## Task description
Could you extract every entry below and reproduce it exactly?

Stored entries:
+ + + + +

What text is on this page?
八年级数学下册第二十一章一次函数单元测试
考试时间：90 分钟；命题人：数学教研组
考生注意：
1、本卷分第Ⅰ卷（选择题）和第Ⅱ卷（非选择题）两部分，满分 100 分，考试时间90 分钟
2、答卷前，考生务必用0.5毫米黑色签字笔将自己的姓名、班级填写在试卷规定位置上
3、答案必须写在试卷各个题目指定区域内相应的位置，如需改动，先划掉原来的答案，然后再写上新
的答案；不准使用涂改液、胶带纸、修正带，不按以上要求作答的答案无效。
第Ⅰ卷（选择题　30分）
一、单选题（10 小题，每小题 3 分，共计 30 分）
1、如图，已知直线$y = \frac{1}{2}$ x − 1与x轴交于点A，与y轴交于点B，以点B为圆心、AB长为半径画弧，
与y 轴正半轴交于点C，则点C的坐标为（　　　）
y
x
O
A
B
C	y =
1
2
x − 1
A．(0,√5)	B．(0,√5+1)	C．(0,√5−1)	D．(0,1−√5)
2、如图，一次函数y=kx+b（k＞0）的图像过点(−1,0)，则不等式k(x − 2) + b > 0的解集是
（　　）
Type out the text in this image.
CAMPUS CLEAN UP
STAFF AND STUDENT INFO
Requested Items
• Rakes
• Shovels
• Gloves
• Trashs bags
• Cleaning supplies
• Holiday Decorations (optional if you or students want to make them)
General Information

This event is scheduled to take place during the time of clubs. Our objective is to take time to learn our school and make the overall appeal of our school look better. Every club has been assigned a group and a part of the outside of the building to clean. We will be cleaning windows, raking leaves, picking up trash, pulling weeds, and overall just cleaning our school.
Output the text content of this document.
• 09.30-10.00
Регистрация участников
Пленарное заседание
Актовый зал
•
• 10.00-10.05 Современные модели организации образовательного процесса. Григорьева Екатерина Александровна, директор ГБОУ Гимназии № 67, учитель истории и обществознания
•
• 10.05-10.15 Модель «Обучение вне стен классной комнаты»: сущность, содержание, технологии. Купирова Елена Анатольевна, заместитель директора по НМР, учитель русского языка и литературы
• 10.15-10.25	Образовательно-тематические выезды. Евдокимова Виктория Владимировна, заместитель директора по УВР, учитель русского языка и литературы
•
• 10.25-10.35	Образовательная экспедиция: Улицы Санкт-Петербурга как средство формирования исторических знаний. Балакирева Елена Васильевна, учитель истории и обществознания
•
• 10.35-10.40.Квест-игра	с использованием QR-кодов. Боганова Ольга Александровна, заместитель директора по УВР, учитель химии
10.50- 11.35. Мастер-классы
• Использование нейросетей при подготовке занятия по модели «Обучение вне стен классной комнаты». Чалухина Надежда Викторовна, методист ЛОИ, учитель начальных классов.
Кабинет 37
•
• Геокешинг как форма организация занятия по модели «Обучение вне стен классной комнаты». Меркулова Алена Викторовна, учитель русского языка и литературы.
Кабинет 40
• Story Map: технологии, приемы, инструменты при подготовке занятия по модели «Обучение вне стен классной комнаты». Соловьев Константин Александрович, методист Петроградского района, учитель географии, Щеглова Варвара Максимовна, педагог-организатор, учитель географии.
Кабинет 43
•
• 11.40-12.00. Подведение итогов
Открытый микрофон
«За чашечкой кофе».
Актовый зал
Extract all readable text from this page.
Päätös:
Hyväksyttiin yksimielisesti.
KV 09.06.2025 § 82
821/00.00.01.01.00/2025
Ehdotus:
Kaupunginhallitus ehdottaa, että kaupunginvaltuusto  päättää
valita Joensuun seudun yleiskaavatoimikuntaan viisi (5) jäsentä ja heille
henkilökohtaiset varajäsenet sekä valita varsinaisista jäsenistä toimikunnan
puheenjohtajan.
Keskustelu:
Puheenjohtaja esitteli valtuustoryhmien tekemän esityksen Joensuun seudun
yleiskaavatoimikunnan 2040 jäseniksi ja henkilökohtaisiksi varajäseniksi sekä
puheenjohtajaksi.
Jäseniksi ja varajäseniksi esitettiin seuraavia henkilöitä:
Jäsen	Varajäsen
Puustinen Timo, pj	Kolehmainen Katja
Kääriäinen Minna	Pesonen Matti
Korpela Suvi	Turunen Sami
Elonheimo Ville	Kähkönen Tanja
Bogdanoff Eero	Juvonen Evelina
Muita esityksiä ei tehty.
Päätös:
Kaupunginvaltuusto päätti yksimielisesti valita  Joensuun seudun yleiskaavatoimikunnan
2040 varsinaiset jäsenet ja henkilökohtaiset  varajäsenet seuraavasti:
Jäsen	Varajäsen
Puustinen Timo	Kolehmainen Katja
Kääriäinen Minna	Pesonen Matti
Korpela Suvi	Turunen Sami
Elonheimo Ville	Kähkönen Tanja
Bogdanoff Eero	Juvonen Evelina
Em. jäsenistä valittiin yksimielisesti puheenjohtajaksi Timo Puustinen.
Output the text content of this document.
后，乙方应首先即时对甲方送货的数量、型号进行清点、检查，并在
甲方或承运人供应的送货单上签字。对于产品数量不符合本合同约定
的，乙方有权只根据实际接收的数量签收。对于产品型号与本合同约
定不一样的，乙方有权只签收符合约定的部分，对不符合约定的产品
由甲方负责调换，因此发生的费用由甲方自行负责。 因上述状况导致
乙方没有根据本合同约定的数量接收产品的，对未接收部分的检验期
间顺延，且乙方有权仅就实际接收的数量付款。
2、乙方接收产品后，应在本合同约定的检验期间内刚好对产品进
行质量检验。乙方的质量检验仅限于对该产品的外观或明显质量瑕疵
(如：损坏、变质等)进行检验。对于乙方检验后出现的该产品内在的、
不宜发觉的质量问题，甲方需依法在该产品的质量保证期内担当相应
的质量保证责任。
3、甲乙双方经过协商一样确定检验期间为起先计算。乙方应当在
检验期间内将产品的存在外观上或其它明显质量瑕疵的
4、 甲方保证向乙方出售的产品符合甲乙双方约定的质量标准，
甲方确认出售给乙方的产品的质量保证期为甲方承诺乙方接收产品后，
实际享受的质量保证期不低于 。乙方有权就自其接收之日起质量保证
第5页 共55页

+ + + + +

## Correct answer
What text is on this page?
八年级数学下册第二十一章一次函数单元测试
考试时间：90 分钟；命题人：数学教研组
考生注意：
1、本卷分第Ⅰ卷（选择题）和第Ⅱ卷（非选择题）两部分，满分 100 分，考试时间90 分钟
2、答卷前，考生务必用0.5毫米黑色签字笔将自己的姓名、班级填写在试卷规定位置上
3、答案必须写在试卷各个题目指定区域内相应的位置，如需改动，先划掉原来的答案，然后再写上新
的答案；不准使用涂改液、胶带纸、修正带，不按以上要求作答的答案无效。
第Ⅰ卷（选择题　30分）
一、单选题（10 小题，每小题 3 分，共计 30 分）
1、如图，已知直线$y = \frac{1}{2}$ x − 1与x轴交于点A，与y轴交于点B，以点B为圆心、AB长为半径画弧，
与y 轴正半轴交于点C，则点C的坐标为（　　　）
y
x
O
A
B
C	y =
1
2
x − 1
A．(0,√5)	B．(0,√5+1)	C．(0,√5−1)	D．(0,1−√5)
2、如图，一次函数y=kx+b（k＞0）的图像过点(−1,0)，则不等式k(x − 2) + b > 0的解集是
（　　）
Type out the text in this image.
CAMPUS CLEAN UP
STAFF AND STUDENT INFO
Requested Items
• Rakes
• Shovels
• Gloves
• Trashs bags
• Cleaning supplies
• Holiday Decorations (optional if you or students want to make them)
General Information

This event is scheduled to take place during the time of clubs. Our objective is to take time to learn our school and make the overall appeal of our school look better. Every club has been assigned a group and a part of the outside of the building to clean. We will be cleaning windows, raking leaves, picking up trash, pulling weeds, and overall just cleaning our school.
Output the text content of this document.
• 09.30-10.00
Регистрация участников
Пленарное заседание
Актовый зал
•
• 10.00-10.05 Современные модели организации образовательного процесса. Григорьева Екатерина Александровна, директор ГБОУ Гимназии № 67, учитель истории и обществознания
•
• 10.05-10.15 Модель «Обучение вне стен классной комнаты»: сущность, содержание, технологии. Купирова Елена Анатольевна, заместитель директора по НМР, учитель русского языка и литературы
• 10.15-10.25	Образовательно-тематические выезды. Евдокимова Виктория Владимировна, заместитель директора по УВР, учитель русского языка и литературы
•
• 10.25-10.35	Образовательная экспедиция: Улицы Санкт-Петербурга как средство формирования исторических знаний. Балакирева Елена Васильевна, учитель истории и обществознания
•
• 10.35-10.40.Квест-игра	с использованием QR-кодов. Боганова Ольга Александровна, заместитель директора по УВР, учитель химии
10.50- 11.35. Мастер-классы
• Использование нейросетей при подготовке занятия по модели «Обучение вне стен классной комнаты». Чалухина Надежда Викторовна, методист ЛОИ, учитель начальных классов.
Кабинет 37
•
• Геокешинг как форма организация занятия по модели «Обучение вне стен классной комнаты». Меркулова Алена Викторовна, учитель русского языка и литературы.
Кабинет 40
• Story Map: технологии, приемы, инструменты при подготовке занятия по модели «Обучение вне стен классной комнаты». Соловьев Константин Александрович, методист Петроградского района, учитель географии, Щеглова Варвара Максимовна, педагог-организатор, учитель географии.
Кабинет 43
•
• 11.40-12.00. Подведение итогов
Открытый микрофон
«За чашечкой кофе».
Актовый зал
Extract all readable text from this page.
Päätös:
Hyväksyttiin yksimielisesti.
KV 09.06.2025 § 82
821/00.00.01.01.00/2025
Ehdotus:
Kaupunginhallitus ehdottaa, että kaupunginvaltuusto  päättää
valita Joensuun seudun yleiskaavatoimikuntaan viisi (5) jäsentä ja heille
henkilökohtaiset varajäsenet sekä valita varsinaisista jäsenistä toimikunnan
puheenjohtajan.
Keskustelu:
Puheenjohtaja esitteli valtuustoryhmien tekemän esityksen Joensuun seudun
yleiskaavatoimikunnan 2040 jäseniksi ja henkilökohtaisiksi varajäseniksi sekä
puheenjohtajaksi.
Jäseniksi ja varajäseniksi esitettiin seuraavia henkilöitä:
Jäsen	Varajäsen
Puustinen Timo, pj	Kolehmainen Katja
Kääriäinen Minna	Pesonen Matti
Korpela Suvi	Turunen Sami
Elonheimo Ville	Kähkönen Tanja
Bogdanoff Eero	Juvonen Evelina
Muita esityksiä ei tehty.
Päätös:
Kaupunginvaltuusto päätti yksimielisesti valita  Joensuun seudun yleiskaavatoimikunnan
2040 varsinaiset jäsenet ja henkilökohtaiset  varajäsenet seuraavasti:
Jäsen	Varajäsen
Puustinen Timo	Kolehmainen Katja
Kääriäinen Minna	Pesonen Matti
Korpela Suvi	Turunen Sami
Elonheimo Ville	Kähkönen Tanja
Bogdanoff Eero	Juvonen Evelina
Em. jäsenistä valittiin yksimielisesti puheenjohtajaksi Timo Puustinen.
Output the text content of this document.
后，乙方应首先即时对甲方送货的数量、型号进行清点、检查，并在
甲方或承运人供应的送货单上签字。对于产品数量不符合本合同约定
的，乙方有权只根据实际接收的数量签收。对于产品型号与本合同约
定不一样的，乙方有权只签收符合约定的部分，对不符合约定的产品
由甲方负责调换，因此发生的费用由甲方自行负责。 因上述状况导致
乙方没有根据本合同约定的数量接收产品的，对未接收部分的检验期
间顺延，且乙方有权仅就实际接收的数量付款。
2、乙方接收产品后，应在本合同约定的检验期间内刚好对产品进
行质量检验。乙方的质量检验仅限于对该产品的外观或明显质量瑕疵
(如：损坏、变质等)进行检验。对于乙方检验后出现的该产品内在的、
不宜发觉的质量问题，甲方需依法在该产品的质量保证期内担当相应
的质量保证责任。
3、甲乙双方经过协商一样确定检验期间为起先计算。乙方应当在
检验期间内将产品的存在外观上或其它明显质量瑕疵的
4、 甲方保证向乙方出售的产品符合甲乙双方约定的质量标准，
甲方确认出售给乙方的产品的质量保证期为甲方承诺乙方接收产品后，
实际享受的质量保证期不低于 。乙方有权就自其接收之日起质量保证
第5页 共55页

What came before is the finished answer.